#### WHAT YOU NEED TO DO:
Extract all data as written.

Collected data:
★ ★ ★

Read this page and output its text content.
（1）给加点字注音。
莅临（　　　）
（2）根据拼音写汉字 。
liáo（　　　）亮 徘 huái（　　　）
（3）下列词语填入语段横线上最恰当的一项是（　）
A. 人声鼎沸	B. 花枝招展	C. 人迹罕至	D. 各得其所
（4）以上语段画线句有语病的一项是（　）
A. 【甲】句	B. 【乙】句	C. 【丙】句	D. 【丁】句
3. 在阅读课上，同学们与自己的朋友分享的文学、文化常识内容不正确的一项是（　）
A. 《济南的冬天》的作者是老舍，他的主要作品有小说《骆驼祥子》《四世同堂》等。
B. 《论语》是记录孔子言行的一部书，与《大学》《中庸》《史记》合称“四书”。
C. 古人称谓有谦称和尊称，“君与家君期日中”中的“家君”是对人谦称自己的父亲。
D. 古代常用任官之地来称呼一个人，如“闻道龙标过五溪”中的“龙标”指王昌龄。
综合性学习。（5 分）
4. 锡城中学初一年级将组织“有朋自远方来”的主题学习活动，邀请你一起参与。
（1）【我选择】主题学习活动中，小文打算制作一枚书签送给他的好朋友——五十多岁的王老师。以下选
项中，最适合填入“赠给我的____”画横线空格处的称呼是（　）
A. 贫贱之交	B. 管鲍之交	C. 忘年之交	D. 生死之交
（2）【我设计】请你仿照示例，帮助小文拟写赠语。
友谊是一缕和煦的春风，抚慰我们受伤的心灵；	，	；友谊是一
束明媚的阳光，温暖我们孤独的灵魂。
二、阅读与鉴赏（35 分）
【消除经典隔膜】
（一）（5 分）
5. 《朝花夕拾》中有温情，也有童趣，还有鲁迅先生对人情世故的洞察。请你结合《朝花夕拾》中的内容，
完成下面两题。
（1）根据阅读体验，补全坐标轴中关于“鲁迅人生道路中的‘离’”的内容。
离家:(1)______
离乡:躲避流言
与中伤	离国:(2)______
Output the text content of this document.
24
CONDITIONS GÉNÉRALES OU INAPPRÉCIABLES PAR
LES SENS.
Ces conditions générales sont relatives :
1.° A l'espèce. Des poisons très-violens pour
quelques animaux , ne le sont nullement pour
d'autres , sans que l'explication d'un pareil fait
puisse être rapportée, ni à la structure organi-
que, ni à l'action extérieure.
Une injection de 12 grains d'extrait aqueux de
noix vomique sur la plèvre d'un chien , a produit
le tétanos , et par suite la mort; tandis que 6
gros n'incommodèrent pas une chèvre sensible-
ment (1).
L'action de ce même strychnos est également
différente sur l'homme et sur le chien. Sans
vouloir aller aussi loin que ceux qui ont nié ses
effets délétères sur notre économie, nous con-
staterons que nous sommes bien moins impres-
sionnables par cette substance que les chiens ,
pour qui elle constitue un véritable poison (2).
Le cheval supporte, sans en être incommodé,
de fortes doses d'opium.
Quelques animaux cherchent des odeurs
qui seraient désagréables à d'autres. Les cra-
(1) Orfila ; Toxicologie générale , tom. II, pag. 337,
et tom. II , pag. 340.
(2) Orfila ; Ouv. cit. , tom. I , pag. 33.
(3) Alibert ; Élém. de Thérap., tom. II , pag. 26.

★ ★ ★

#### TASK RESULT:
Read this page and output its text content.
（1）给加点字注音。
莅临（　　　）
（2）根据拼音写汉字 。
liáo（　　　）亮 徘 huái（　　　）
（3）下列词语填入语段横线上最恰当的一项是（　）
A. 人声鼎沸	B. 花枝招展	C. 人迹罕至	D. 各得其所
（4）以上语段画线句有语病的一项是（　）
A. 【甲】句	B. 【乙】句	C. 【丙】句	D. 【丁】句
3. 在阅读课上，同学们与自己的朋友分享的文学、文化常识内容不正确的一项是（　）
A. 《济南的冬天》的作者是老舍，他的主要作品有小说《骆驼祥子》《四世同堂》等。
B. 《论语》是记录孔子言行的一部书，与《大学》《中庸》《史记》合称“四书”。
C. 古人称谓有谦称和尊称，“君与家君期日中”中的“家君”是对人谦称自己的父亲。
D. 古代常用任官之地来称呼一个人，如“闻道龙标过五溪”中的“龙标”指王昌龄。
综合性学习。（5 分）
4. 锡城中学初一年级将组织“有朋自远方来”的主题学习活动，邀请你一起参与。
（1）【我选择】主题学习活动中，小文打算制作一枚书签送给他的好朋友——五十多岁的王老师。以下选
项中，最适合填入“赠给我的____”画横线空格处的称呼是（　）
A. 贫贱之交	B. 管鲍之交	C. 忘年之交	D. 生死之交
（2）【我设计】请你仿照示例，帮助小文拟写赠语。
友谊是一缕和煦的春风，抚慰我们受伤的心灵；	，	；友谊是一
束明媚的阳光，温暖我们孤独的灵魂。
二、阅读与鉴赏（35 分）
【消除经典隔膜】
（一）（5 分）
5. 《朝花夕拾》中有温情，也有童趣，还有鲁迅先生对人情世故的洞察。请你结合《朝花夕拾》中的内容，
完成下面两题。
（1）根据阅读体验，补全坐标轴中关于“鲁迅人生道路中的‘离’”的内容。
离家:(1)______
离乡:躲避流言
与中伤	离国:(2)______
Output the text content of this document.
24
CONDITIONS GÉNÉRALES OU INAPPRÉCIABLES PAR
LES SENS.
Ces conditions générales sont relatives :
1.° A l'espèce. Des poisons très-violens pour
quelques animaux , ne le sont nullement pour
d'autres , sans que l'explication d'un pareil fait
puisse être rapportée, ni à la structure organi-
que, ni à l'action extérieure.
Une injection de 12 grains d'extrait aqueux de
noix vomique sur la plèvre d'un chien , a produit
le tétanos , et par suite la mort; tandis que 6
gros n'incommodèrent pas une chèvre sensible-
ment (1).
L'action de ce même strychnos est également
différente sur l'homme et sur le chien. Sans
vouloir aller aussi loin que ceux qui ont nié ses
effets délétères sur notre économie, nous con-
staterons que nous sommes bien moins impres-
sionnables par cette substance que les chiens ,
pour qui elle constitue un véritable poison (2).
Le cheval supporte, sans en être incommodé,
de fortes doses d'opium.
Quelques animaux cherchent des odeurs
qui seraient désagréables à d'autres. Les cra-
(1) Orfila ; Toxicologie générale , tom. II, pag. 337,
et tom. II , pag. 340.
(2) Orfila ; Ouv. cit. , tom. I , pag. 33.
(3) Alibert ; Élém. de Thérap., tom. II , pag. 26.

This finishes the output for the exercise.